▸ **Task material**:
● ● ● ● ● ● ●

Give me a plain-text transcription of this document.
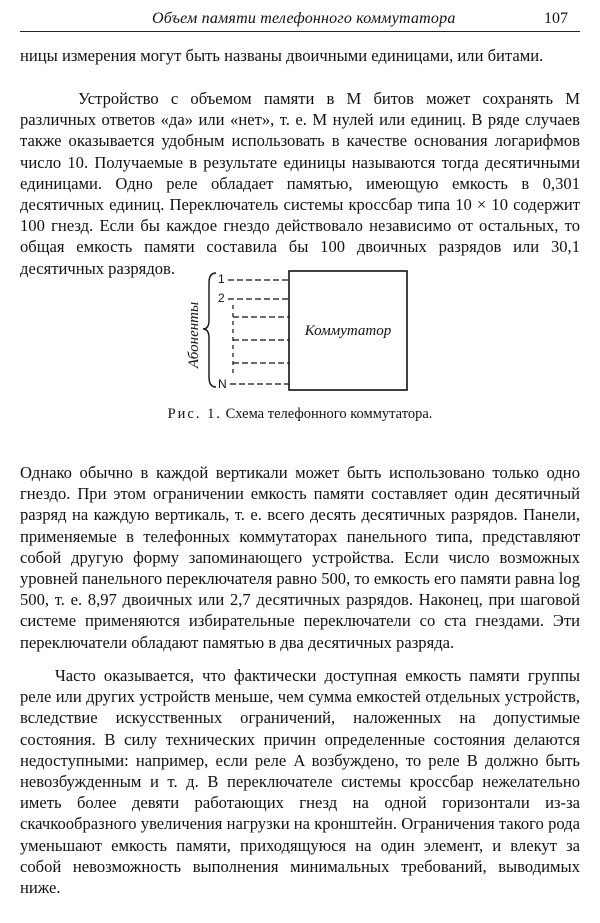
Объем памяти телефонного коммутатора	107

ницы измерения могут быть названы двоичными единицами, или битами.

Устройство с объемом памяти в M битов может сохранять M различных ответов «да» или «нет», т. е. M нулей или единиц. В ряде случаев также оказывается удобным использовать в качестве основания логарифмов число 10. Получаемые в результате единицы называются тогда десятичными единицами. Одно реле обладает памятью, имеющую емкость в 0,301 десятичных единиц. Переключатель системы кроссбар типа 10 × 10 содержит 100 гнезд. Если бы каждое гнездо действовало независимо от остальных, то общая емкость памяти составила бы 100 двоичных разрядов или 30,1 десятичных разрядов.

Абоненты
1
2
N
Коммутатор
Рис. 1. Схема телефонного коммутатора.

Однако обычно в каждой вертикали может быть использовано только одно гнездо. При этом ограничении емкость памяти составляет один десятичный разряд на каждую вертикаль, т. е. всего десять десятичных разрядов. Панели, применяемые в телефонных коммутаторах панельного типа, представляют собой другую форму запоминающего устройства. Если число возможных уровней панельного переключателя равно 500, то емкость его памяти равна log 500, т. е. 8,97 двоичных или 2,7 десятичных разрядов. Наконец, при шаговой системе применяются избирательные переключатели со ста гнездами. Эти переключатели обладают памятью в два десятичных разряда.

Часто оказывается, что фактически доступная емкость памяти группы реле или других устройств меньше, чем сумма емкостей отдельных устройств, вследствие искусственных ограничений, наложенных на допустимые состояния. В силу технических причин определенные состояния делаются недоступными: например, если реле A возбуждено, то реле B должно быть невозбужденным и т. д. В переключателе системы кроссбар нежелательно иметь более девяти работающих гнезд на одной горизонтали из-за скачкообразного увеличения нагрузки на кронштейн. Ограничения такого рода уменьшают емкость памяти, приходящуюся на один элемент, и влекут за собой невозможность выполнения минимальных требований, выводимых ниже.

● ● ● ● ● ● ●

▸ **What you should do**:
Leave out all images, then reproduce the entries above exactly.

▸ **The completed task**:
Give me a plain-text transcription of this document.
Объем памяти телефонного коммутатора	107

ницы измерения могут быть названы двоичными единицами, или битами.

Устройство с объемом памяти в M битов может сохранять M различных ответов «да» или «нет», т. е. M нулей или единиц. В ряде случаев также оказывается удобным использовать в качестве основания логарифмов число 10. Получаемые в результате единицы называются тогда десятичными единицами. Одно реле обладает памятью, имеющую емкость в 0,301 десятичных единиц. Переключатель системы кроссбар типа 10 × 10 содержит 100 гнезд. Если бы каждое гнездо действовало независимо от остальных, то общая емкость памяти составила бы 100 двоичных разрядов или 30,1 десятичных разрядов.

Абоненты
1
2
N
Коммутатор
Рис. 1. Схема телефонного коммутатора.

Однако обычно в каждой вертикали может быть использовано только одно гнездо. При этом ограничении емкость памяти составляет один десятичный разряд на каждую вертикаль, т. е. всего десять десятичных разрядов. Панели, применяемые в телефонных коммутаторах панельного типа, представляют собой другую форму запоминающего устройства. Если число возможных уровней панельного переключателя равно 500, то емкость его памяти равна log 500, т. е. 8,97 двоичных или 2,7 десятичных разрядов. Наконец, при шаговой системе применяются избирательные переключатели со ста гнездами. Эти переключатели обладают памятью в два десятичных разряда.

Часто оказывается, что фактически доступная емкость памяти группы реле или других устройств меньше, чем сумма емкостей отдельных устройств, вследствие искусственных ограничений, наложенных на допустимые состояния. В силу технических причин определенные состояния делаются недоступными: например, если реле A возбуждено, то реле B должно быть невозбужденным и т. д. В переключателе системы кроссбар нежелательно иметь более девяти работающих гнезд на одной горизонтали из-за скачкообразного увеличения нагрузки на кронштейн. Ограничения такого рода уменьшают емкость памяти, приходящуюся на один элемент, и влекут за собой невозможность выполнения минимальных требований, выводимых ниже.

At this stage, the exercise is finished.